* START *

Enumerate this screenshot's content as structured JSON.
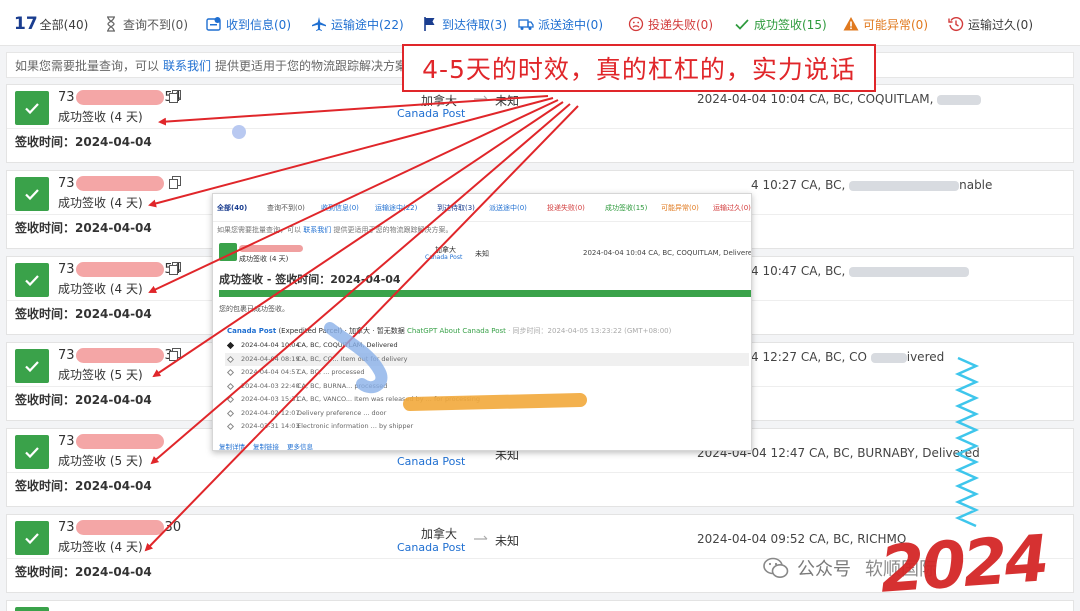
{
  "tabs": [
    {
      "label": "全部(40)",
      "icon": "logo-17-icon"
    },
    {
      "label": "查询不到(0)",
      "icon": "hourglass-icon"
    },
    {
      "label": "收到信息(0)",
      "icon": "info-received-icon"
    },
    {
      "label": "运输途中(22)",
      "icon": "airplane-icon"
    },
    {
      "label": "到达待取(3)",
      "icon": "flag-icon"
    },
    {
      "label": "派送途中(0)",
      "icon": "truck-icon"
    },
    {
      "label": "投递失败(0)",
      "icon": "sad-face-icon"
    },
    {
      "label": "成功签收(15)",
      "icon": "checkmark-icon"
    },
    {
      "label": "可能异常(0)",
      "icon": "warning-icon"
    },
    {
      "label": "运输过久(0)",
      "icon": "clock-history-icon"
    }
  ],
  "tab_logo": "17",
  "notice": {
    "prefix": "如果您需要批量查询，可以",
    "link": "联系我们",
    "suffix": "提供更适用于您的物流跟踪解决方案。"
  },
  "callout": "4-5天的时效，真的杠杠的，实力说话",
  "cards": [
    {
      "num_prefix": "73",
      "num_suffix": "54",
      "status": "成功签收 (4 天)",
      "country": "加拿大",
      "carrier": "Canada Post",
      "dest": "未知",
      "latest": "2024-04-04 10:04  CA, BC, COQUITLAM,",
      "signed": "签收时间：2024-04-04"
    },
    {
      "num_prefix": "73",
      "num_suffix": "",
      "status": "成功签收 (4 天)",
      "country": "",
      "carrier": "",
      "dest": "",
      "latest": "4 10:27  CA, BC,",
      "latest_tail": "nable",
      "signed": "签收时间：2024-04-04"
    },
    {
      "num_prefix": "73",
      "num_suffix": "54",
      "status": "成功签收 (4 天)",
      "country": "",
      "carrier": "",
      "dest": "",
      "latest": "4 10:47  CA, BC,",
      "signed": "签收时间：2024-04-04"
    },
    {
      "num_prefix": "73",
      "num_suffix": "3",
      "status": "成功签收 (5 天)",
      "country": "",
      "carrier": "",
      "dest": "",
      "latest": "4 12:27  CA, BC, CO",
      "latest_tail": "ivered",
      "signed": "签收时间：2024-04-04"
    },
    {
      "num_prefix": "73",
      "num_suffix": "",
      "status": "成功签收 (5 天)",
      "country": "",
      "carrier": "Canada Post",
      "dest": "未知",
      "latest": "2024-04-04 12:47  CA, BC, BURNABY, Delivered",
      "signed": "签收时间：2024-04-04"
    },
    {
      "num_prefix": "73",
      "num_suffix": "30",
      "status": "成功签收 (4 天)",
      "country": "加拿大",
      "carrier": "Canada Post",
      "dest": "未知",
      "latest": "2024-04-04 09:52  CA, BC, RICHMO",
      "signed": "签收时间：2024-04-04"
    }
  ],
  "inset": {
    "tabs": [
      "全部(40)",
      "查询不到(0)",
      "收到信息(0)",
      "运输途中(22)",
      "到达待取(3)",
      "派送途中(0)",
      "投递失败(0)",
      "成功签收(15)",
      "可能异常(0)",
      "运输过久(0)"
    ],
    "notice_prefix": "如果您需要批量查询，可以",
    "notice_link": "联系我们",
    "notice_suffix": "提供更适用于您的物流跟踪解决方案。",
    "status": "成功签收 (4 天)",
    "country": "加拿大",
    "carrier": "Canada Post",
    "dest": "未知",
    "latest": "2024-04-04 10:04  CA, BC, COQUITLAM, Delivered",
    "heading": "成功签收 - 签收时间：2024-04-04",
    "message": "您的包裹已成功签收。",
    "carrier_line_name": "Canada Post",
    "carrier_line_mid": "(Expedited Parcel) · 加拿大 · 暂无数据",
    "carrier_line_ai": "ChatGPT About Canada Post",
    "carrier_line_time": "· 同步时间：2024-04-05 13:23:22 (GMT+08:00)",
    "events": [
      {
        "date": "2024-04-04 10:04",
        "text": "CA, BC, COQUITLAM, Delivered"
      },
      {
        "date": "2024-04-04 08:19",
        "text": "CA, BC, CO... Item out for delivery"
      },
      {
        "date": "2024-04-04 04:57",
        "text": "CA, BC, ... processed"
      },
      {
        "date": "2024-04-03 22:40",
        "text": "CA, BC, BURNA... processed"
      },
      {
        "date": "2024-04-03 15:31",
        "text": "CA, BC, VANCO... Item was released by ... for processing"
      },
      {
        "date": "2024-04-02 12:07",
        "text": "Delivery preference ... door"
      },
      {
        "date": "2024-03-31 14:03",
        "text": "Electronic information ... by shipper"
      }
    ],
    "footer": [
      "复制详情",
      "复制链接",
      "更多信息"
    ]
  },
  "watermark": {
    "wechat_label": "公众号",
    "account": "软顺国际",
    "stamp": "2024"
  },
  "colors": {
    "accent": "#1f6fd1",
    "success": "#3aa24a",
    "callout": "#e0262a",
    "warning": "#e0791e",
    "failure": "#d23b3b"
  }
}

* END *

THE EXERCISE | Every entry must be transcribed exactly. Pictures do not belong in the copy.

REPLY |
Enumerate this screenshot's content as structured JSON.
{
  "tabs": [
    {
      "label": "全部(40)",
      "icon": "logo-17-icon"
    },
    {
      "label": "查询不到(0)",
      "icon": "hourglass-icon"
    },
    {
      "label": "收到信息(0)",
      "icon": "info-received-icon"
    },
    {
      "label": "运输途中(22)",
      "icon": "airplane-icon"
    },
    {
      "label": "到达待取(3)",
      "icon": "flag-icon"
    },
    {
      "label": "派送途中(0)",
      "icon": "truck-icon"
    },
    {
      "label": "投递失败(0)",
      "icon": "sad-face-icon"
    },
    {
      "label": "成功签收(15)",
      "icon": "checkmark-icon"
    },
    {
      "label": "可能异常(0)",
      "icon": "warning-icon"
    },
    {
      "label": "运输过久(0)",
      "icon": "clock-history-icon"
    }
  ],
  "tab_logo": "17",
  "notice": {
    "prefix": "如果您需要批量查询，可以",
    "link": "联系我们",
    "suffix": "提供更适用于您的物流跟踪解决方案。"
  },
  "callout": "4-5天的时效，真的杠杠的，实力说话",
  "cards": [
    {
      "num_prefix": "73",
      "num_suffix": "54",
      "status": "成功签收 (4 天)",
      "country": "加拿大",
      "carrier": "Canada Post",
      "dest": "未知",
      "latest": "2024-04-04 10:04  CA, BC, COQUITLAM,",
      "signed": "签收时间：2024-04-04"
    },
    {
      "num_prefix": "73",
      "num_suffix": "",
      "status": "成功签收 (4 天)",
      "country": "",
      "carrier": "",
      "dest": "",
      "latest": "4 10:27  CA, BC,",
      "latest_tail": "nable",
      "signed": "签收时间：2024-04-04"
    },
    {
      "num_prefix": "73",
      "num_suffix": "54",
      "status": "成功签收 (4 天)",
      "country": "",
      "carrier": "",
      "dest": "",
      "latest": "4 10:47  CA, BC,",
      "signed": "签收时间：2024-04-04"
    },
    {
      "num_prefix": "73",
      "num_suffix": "3",
      "status": "成功签收 (5 天)",
      "country": "",
      "carrier": "",
      "dest": "",
      "latest": "4 12:27  CA, BC, CO",
      "latest_tail": "ivered",
      "signed": "签收时间：2024-04-04"
    },
    {
      "num_prefix": "73",
      "num_suffix": "",
      "status": "成功签收 (5 天)",
      "country": "",
      "carrier": "Canada Post",
      "dest": "未知",
      "latest": "2024-04-04 12:47  CA, BC, BURNABY, Delivered",
      "signed": "签收时间：2024-04-04"
    },
    {
      "num_prefix": "73",
      "num_suffix": "30",
      "status": "成功签收 (4 天)",
      "country": "加拿大",
      "carrier": "Canada Post",
      "dest": "未知",
      "latest": "2024-04-04 09:52  CA, BC, RICHMO",
      "signed": "签收时间：2024-04-04"
    }
  ],
  "inset": {
    "tabs": [
      "全部(40)",
      "查询不到(0)",
      "收到信息(0)",
      "运输途中(22)",
      "到达待取(3)",
      "派送途中(0)",
      "投递失败(0)",
      "成功签收(15)",
      "可能异常(0)",
      "运输过久(0)"
    ],
    "notice_prefix": "如果您需要批量查询，可以",
    "notice_link": "联系我们",
    "notice_suffix": "提供更适用于您的物流跟踪解决方案。",
    "status": "成功签收 (4 天)",
    "country": "加拿大",
    "carrier": "Canada Post",
    "dest": "未知",
    "latest": "2024-04-04 10:04  CA, BC, COQUITLAM, Delivered",
    "heading": "成功签收 - 签收时间：2024-04-04",
    "message": "您的包裹已成功签收。",
    "carrier_line_name": "Canada Post",
    "carrier_line_mid": "(Expedited Parcel) · 加拿大 · 暂无数据",
    "carrier_line_ai": "ChatGPT About Canada Post",
    "carrier_line_time": "· 同步时间：2024-04-05 13:23:22 (GMT+08:00)",
    "events": [
      {
        "date": "2024-04-04 10:04",
        "text": "CA, BC, COQUITLAM, Delivered"
      },
      {
        "date": "2024-04-04 08:19",
        "text": "CA, BC, CO... Item out for delivery"
      },
      {
        "date": "2024-04-04 04:57",
        "text": "CA, BC, ... processed"
      },
      {
        "date": "2024-04-03 22:40",
        "text": "CA, BC, BURNA... processed"
      },
      {
        "date": "2024-04-03 15:31",
        "text": "CA, BC, VANCO... Item was released by ... for processing"
      },
      {
        "date": "2024-04-02 12:07",
        "text": "Delivery preference ... door"
      },
      {
        "date": "2024-03-31 14:03",
        "text": "Electronic information ... by shipper"
      }
    ],
    "footer": [
      "复制详情",
      "复制链接",
      "更多信息"
    ]
  },
  "watermark": {
    "wechat_label": "公众号",
    "account": "软顺国际",
    "stamp": "2024"
  },
  "colors": {
    "accent": "#1f6fd1",
    "success": "#3aa24a",
    "callout": "#e0262a",
    "warning": "#e0791e",
    "failure": "#d23b3b"
  }
}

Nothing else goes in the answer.